CPI : 7,25 millions d’euros de réparations dans l’affaire Al Hassan — confirmation du modèle de réparations collectives
— 30 avril 2026 | Legal-Bloc| par Altesse Mulamba
La Chambre de première instance X de la Cour pénale internationale a ordonné, le 28 avril 2026, des réparations d’un montant de 7,25 millions d’euros dans l’affaire Procureur c. Al Hassan Ag Abdoul Aziz Ag Mohamed Ag Mahmoud. L’ancien chef de la police islamiste à Tombouctou est reconnu responsable des crimes commis lors de l’occupation de la ville en 2012.

La décision concerne 65 202 victimes, identifiées sur la base de la population estimée de Tombouctou pour les faits de persécution religieuse. Elle inclut également 49 victimes spécifiquement reconnues pour des faits de torture, mutilations, traitements inhumains et condamnations arbitraires.
Les réparations ne prennent pas la forme d’indemnisations individuelles directes. La Cour retient un mécanisme de réparations collectives, exécuté par le Fonds au profit des victimes (TFV), conformément à sa pratique dans les situations impliquant un grand nombre de victimes.
La répartition financière prévoit 4 millions d’euros pour des programmes socio-économiques, 1,2 million pour l’accompagnement psychologique collectif, 1,5 million pour des mesures individualisées limitées, et 550 000 euros pour des actions symboliques.
Rapporté au nombre total de victimes, le montant théorique par personne est d’environ 111 euros. Ce calcul n’est pas retenu par la Cour, les réparations étant conçues comme des programmes collectifs et non comme des compensations individuelles.
Ce schéma s’inscrit dans la continuité de la jurisprudence de la Cour. Dans les affaires Procureur c. Thomas Lubanga Dyilo, Procureur c. Germain Katanga et Procureur c. Ahmad Al Faqi Al Mahdi, la CPI a déjà privilégié des dispositifs collectifs face à des populations de victimes étendues.

Enregistrements extraits:
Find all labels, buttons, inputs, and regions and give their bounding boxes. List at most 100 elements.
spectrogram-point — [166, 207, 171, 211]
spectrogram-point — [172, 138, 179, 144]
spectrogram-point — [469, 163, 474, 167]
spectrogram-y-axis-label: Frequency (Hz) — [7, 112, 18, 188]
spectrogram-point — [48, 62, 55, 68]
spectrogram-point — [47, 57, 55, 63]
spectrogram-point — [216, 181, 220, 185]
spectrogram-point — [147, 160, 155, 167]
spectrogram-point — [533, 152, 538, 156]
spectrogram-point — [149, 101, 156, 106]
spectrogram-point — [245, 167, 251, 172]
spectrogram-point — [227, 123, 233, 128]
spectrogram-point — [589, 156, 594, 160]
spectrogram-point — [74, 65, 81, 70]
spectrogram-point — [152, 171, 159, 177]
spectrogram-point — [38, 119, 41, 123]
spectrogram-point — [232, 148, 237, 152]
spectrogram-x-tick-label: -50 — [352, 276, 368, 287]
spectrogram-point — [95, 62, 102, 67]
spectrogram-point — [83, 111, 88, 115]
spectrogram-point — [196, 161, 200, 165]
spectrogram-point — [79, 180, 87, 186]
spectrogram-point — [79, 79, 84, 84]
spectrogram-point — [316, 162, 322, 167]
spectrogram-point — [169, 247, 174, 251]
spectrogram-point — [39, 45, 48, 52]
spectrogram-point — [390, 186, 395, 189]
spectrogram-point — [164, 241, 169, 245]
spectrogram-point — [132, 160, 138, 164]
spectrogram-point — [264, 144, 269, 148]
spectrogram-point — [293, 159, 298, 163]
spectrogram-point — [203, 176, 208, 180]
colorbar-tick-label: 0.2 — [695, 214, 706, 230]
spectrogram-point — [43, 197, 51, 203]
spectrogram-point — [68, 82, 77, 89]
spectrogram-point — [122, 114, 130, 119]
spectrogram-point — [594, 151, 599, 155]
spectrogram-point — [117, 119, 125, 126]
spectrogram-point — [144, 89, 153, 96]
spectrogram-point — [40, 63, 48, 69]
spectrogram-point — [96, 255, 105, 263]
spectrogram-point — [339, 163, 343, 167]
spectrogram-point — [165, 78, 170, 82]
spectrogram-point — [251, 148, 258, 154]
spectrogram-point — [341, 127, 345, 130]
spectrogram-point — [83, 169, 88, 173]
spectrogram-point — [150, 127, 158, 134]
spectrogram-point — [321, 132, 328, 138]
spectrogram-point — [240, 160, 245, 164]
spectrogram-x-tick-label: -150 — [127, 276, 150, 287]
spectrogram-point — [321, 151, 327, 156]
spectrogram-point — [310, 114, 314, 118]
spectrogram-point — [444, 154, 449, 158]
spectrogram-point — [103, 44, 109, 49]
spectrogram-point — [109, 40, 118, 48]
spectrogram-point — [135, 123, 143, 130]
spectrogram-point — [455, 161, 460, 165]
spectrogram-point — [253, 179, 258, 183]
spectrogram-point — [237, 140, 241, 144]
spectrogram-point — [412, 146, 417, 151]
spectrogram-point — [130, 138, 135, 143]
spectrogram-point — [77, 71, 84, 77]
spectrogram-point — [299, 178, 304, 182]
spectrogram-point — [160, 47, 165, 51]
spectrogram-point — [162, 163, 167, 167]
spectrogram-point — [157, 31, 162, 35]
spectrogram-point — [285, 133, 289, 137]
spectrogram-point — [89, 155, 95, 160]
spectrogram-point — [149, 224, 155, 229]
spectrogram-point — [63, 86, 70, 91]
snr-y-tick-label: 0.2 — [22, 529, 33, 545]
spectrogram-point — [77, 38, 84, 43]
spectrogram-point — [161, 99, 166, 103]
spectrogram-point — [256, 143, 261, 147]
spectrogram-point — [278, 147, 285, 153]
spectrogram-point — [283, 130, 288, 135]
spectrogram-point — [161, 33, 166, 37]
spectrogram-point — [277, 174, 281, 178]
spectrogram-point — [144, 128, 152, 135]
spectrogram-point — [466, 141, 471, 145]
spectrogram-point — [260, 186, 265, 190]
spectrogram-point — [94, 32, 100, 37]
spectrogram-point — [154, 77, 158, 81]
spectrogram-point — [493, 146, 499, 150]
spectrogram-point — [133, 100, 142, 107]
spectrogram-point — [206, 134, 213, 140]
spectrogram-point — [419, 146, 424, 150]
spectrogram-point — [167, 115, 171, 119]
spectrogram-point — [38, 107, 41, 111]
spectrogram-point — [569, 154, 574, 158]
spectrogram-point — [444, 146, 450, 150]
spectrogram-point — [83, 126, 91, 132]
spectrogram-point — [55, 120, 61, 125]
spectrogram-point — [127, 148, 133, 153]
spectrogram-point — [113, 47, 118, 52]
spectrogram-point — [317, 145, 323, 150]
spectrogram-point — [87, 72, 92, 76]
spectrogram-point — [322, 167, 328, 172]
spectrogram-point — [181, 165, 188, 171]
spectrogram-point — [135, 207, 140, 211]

> [Consignes]
1 - Dans l'article sur les réparations de l'affaire Al Hassan, relevez chaque poste de la répartition financière avec son montant.
2 - Traduisez en anglais cette phrase de l'article sur l'affaire Al Hassan : « Les réparations ne prennent pas la forme d'indemnisations individuelles directes. »
3 - Veuillez recopier le passage de l'article sur l'affaire Al Hassan, en commençant à "Rapporté au nombre" et en terminant à "des compensations individuelles.".

> [Réponses par tâche]
1 -
- Programmes socio-économiques : 4 millions d'euros
- Accompagnement psychologique collectif : 1,2 million d'euros
- Mesures individualisées limitées : 1,5 million d'euros
- Actions symboliques : 550 000 euros

2 - The reparations do not take the form of direct individual compensation.

3 -
Rapporté au nombre total de victimes, le montant théorique par personne est d’environ 111 euros. Ce calcul n’est pas retenu par la Cour, les réparations étant conçues comme des programmes collectifs et non comme des compensations individuelles.